Check each line of the entries below for the string "Collector"; copy every line where it appears.
[START Supplied data]
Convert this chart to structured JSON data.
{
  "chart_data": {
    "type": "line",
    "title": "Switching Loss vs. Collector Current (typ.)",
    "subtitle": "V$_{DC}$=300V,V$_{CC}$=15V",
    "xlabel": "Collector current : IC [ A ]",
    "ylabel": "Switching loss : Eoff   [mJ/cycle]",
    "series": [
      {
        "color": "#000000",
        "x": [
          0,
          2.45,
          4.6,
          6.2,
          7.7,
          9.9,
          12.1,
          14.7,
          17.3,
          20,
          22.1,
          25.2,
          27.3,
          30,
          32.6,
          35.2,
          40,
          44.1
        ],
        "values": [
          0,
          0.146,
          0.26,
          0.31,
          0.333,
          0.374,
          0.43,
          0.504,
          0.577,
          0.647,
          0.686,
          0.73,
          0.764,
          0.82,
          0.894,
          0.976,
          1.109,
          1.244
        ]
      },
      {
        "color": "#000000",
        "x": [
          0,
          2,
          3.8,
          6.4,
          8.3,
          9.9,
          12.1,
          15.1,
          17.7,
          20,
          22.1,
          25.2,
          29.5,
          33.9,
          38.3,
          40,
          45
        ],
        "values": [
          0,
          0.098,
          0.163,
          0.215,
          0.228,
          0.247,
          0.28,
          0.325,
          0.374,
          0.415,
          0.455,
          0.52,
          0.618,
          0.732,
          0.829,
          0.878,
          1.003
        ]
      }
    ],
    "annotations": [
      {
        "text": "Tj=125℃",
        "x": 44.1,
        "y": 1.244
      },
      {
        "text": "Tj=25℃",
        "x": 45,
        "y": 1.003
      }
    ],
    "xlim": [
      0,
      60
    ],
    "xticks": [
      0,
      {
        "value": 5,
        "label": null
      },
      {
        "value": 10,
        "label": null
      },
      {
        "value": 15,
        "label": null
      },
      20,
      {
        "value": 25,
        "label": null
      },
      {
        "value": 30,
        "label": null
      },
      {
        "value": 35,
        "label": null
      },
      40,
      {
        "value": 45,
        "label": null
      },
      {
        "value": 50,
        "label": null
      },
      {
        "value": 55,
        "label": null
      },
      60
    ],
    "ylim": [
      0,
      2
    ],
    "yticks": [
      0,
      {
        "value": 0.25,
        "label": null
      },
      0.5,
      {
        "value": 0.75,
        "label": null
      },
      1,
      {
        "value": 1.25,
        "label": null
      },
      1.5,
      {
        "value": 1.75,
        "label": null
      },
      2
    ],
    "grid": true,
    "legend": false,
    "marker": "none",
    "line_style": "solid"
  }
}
[END Supplied data]
→ **Answer to the exercise**
    "title": "Switching Loss vs. Collector Current (typ.)",
    "xlabel": "Collector current : IC [ A ]",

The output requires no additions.